▶ _Material for this exercise_
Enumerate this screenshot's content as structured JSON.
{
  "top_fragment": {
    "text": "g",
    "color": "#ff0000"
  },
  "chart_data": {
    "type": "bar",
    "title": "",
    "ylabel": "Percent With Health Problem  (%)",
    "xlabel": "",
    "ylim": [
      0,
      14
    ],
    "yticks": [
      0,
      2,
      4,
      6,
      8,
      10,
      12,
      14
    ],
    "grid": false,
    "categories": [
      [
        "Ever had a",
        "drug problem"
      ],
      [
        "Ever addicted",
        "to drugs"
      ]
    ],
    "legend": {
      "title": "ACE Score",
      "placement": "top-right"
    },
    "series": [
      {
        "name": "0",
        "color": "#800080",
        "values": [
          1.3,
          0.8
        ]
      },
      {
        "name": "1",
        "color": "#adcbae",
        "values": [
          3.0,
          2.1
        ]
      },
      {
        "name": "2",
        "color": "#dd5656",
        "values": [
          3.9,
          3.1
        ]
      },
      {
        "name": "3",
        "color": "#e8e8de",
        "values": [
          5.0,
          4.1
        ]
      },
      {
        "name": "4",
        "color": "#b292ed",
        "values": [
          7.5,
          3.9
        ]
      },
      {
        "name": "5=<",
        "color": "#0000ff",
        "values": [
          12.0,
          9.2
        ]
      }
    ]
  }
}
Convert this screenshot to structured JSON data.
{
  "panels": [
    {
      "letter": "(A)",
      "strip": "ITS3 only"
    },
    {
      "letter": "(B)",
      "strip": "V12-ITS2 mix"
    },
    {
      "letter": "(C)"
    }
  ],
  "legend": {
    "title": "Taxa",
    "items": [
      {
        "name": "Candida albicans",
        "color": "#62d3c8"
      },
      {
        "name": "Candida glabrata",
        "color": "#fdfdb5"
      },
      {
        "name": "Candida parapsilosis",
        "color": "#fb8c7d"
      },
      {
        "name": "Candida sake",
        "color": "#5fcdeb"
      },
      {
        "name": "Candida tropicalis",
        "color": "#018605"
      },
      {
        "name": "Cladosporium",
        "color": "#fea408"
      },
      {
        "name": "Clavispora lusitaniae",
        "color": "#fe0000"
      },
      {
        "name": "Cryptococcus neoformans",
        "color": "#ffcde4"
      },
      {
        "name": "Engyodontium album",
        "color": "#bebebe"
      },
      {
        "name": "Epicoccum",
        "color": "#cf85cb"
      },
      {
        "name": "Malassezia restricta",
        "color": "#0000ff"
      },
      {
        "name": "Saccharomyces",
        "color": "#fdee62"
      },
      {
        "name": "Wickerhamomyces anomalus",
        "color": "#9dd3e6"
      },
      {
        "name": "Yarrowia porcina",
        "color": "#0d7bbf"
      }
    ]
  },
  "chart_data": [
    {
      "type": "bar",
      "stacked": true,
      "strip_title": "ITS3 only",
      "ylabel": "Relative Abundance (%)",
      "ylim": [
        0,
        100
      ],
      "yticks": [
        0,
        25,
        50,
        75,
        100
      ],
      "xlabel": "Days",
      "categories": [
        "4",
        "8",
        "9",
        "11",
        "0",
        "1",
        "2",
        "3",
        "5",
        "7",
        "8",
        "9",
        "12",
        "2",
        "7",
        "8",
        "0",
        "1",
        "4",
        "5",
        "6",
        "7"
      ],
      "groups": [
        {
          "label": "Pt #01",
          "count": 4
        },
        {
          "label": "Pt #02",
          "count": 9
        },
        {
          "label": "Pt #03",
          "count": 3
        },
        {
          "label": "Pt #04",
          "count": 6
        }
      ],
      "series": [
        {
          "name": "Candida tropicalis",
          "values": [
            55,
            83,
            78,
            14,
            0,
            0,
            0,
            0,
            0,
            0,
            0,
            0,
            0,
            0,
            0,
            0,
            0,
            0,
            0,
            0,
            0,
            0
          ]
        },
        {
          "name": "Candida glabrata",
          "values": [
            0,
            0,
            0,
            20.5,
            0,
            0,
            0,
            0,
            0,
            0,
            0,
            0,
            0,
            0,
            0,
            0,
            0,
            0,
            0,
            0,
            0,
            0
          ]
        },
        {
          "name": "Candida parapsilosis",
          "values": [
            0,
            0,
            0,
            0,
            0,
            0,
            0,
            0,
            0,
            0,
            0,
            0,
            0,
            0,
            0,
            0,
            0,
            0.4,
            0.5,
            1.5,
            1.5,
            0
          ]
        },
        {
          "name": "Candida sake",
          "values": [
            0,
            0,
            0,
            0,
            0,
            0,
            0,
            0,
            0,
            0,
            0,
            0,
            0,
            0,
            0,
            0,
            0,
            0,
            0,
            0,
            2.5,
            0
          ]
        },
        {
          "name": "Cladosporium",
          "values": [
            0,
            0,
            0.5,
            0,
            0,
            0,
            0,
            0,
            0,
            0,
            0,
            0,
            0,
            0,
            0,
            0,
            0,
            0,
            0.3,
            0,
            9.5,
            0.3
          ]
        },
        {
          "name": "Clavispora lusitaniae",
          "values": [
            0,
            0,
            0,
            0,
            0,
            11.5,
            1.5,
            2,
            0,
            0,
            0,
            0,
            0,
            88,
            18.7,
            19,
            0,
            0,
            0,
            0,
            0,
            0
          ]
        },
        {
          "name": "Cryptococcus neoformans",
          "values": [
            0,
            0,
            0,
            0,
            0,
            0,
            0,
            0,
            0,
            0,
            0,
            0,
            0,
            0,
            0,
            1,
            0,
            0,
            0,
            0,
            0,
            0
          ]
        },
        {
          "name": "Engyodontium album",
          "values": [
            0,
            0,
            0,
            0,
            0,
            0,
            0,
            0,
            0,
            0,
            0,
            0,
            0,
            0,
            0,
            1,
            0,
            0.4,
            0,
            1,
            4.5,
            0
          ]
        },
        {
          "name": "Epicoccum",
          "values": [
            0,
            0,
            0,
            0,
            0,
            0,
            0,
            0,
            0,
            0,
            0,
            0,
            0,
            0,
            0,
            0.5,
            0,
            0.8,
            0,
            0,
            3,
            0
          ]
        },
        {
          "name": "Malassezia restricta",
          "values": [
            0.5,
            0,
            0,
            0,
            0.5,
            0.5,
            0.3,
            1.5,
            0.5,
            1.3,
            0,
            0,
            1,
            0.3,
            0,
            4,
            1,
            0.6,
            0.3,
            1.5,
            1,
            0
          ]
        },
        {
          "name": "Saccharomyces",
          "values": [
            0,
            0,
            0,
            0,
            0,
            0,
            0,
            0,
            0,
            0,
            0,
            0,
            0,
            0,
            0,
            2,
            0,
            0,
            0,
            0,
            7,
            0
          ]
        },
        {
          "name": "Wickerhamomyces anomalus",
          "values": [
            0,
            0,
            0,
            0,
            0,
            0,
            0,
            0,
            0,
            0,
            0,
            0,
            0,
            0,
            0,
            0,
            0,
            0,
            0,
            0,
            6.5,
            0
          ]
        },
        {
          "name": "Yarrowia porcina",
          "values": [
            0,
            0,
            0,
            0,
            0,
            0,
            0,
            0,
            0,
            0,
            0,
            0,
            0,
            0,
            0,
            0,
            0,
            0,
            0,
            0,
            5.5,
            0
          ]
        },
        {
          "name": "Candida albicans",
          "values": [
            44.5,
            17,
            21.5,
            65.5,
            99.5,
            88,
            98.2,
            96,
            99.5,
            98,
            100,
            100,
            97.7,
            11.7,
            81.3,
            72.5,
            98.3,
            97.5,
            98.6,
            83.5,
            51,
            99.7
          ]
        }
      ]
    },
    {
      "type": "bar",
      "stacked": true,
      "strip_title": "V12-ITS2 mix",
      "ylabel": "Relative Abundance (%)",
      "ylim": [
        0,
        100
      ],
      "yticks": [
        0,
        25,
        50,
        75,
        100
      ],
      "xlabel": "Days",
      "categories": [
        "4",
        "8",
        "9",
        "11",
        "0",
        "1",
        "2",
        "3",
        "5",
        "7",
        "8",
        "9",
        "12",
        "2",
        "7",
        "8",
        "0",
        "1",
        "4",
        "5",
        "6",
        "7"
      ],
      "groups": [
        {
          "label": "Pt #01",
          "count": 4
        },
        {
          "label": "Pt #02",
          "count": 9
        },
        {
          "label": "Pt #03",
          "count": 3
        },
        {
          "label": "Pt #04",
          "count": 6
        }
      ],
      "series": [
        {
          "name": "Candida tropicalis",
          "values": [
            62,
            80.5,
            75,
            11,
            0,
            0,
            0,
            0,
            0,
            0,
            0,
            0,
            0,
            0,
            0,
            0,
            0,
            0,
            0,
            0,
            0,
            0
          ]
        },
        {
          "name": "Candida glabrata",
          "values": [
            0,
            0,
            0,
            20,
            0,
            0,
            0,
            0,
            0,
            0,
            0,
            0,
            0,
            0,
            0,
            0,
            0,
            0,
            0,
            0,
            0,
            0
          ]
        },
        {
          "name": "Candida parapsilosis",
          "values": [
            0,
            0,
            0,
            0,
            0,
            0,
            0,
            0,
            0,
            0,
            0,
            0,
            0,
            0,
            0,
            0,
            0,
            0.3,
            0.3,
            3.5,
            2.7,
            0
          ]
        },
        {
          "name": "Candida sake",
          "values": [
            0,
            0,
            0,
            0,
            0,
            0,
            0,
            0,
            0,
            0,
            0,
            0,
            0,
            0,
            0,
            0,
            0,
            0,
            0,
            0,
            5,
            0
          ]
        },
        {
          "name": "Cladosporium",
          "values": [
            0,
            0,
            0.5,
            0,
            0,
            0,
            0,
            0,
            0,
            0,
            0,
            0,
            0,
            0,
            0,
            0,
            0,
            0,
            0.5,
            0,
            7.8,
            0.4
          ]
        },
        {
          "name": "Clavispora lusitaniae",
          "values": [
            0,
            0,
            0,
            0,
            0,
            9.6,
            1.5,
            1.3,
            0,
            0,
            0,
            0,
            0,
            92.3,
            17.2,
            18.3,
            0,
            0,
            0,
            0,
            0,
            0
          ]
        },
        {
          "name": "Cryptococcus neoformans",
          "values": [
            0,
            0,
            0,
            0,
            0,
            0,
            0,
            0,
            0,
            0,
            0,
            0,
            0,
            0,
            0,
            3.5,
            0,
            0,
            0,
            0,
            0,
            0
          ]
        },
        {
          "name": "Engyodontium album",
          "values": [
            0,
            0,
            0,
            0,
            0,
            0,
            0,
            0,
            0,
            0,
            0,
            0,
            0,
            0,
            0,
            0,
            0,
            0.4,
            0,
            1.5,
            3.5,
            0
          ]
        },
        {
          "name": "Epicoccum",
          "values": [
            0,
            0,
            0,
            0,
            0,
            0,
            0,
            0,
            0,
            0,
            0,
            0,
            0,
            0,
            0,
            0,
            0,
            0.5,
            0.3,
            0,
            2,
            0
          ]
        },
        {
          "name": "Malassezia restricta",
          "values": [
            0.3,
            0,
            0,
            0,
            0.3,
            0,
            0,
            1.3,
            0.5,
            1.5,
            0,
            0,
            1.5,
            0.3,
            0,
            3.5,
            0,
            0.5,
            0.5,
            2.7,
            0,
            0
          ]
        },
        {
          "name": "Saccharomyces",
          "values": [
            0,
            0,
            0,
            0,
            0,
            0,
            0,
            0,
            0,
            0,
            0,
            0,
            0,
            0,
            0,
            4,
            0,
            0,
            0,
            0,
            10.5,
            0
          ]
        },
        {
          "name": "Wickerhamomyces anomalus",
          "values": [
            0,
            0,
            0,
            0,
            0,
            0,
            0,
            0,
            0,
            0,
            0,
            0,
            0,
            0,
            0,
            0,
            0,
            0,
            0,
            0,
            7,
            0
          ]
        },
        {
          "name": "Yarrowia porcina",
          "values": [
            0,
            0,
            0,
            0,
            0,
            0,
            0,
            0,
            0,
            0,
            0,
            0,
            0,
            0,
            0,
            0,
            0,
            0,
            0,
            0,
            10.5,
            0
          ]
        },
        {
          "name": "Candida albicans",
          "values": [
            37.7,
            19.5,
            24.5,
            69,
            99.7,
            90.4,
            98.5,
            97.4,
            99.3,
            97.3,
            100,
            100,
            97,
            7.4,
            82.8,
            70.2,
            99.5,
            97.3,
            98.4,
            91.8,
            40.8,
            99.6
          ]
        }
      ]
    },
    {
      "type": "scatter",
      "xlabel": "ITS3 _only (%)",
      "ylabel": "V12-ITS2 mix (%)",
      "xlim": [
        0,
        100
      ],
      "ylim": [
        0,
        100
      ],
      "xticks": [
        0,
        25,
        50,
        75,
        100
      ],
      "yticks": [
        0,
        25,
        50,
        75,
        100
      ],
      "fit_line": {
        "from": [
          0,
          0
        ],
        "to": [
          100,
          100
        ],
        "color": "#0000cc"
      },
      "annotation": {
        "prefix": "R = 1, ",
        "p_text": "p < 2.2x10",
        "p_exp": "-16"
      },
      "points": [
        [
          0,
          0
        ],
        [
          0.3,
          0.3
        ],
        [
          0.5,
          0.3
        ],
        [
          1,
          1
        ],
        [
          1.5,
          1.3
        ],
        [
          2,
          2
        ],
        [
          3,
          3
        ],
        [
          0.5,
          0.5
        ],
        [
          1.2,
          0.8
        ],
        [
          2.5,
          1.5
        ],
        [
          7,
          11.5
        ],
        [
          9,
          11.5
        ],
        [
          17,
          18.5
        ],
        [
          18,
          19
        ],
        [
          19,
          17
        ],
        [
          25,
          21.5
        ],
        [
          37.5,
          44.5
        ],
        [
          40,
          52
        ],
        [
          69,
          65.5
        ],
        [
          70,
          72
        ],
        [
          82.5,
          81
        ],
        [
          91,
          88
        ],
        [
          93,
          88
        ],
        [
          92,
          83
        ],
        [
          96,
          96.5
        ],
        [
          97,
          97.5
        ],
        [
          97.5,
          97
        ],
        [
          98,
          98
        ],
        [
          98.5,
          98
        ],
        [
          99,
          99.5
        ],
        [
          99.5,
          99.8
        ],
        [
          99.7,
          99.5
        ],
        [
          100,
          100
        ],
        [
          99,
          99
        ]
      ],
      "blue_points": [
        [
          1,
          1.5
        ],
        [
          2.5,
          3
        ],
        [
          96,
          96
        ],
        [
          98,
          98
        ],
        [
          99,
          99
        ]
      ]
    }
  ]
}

▶ _Given task_
Count every line of the records that holds "type". State the number, nothing else.

▶ _Expected answer_
4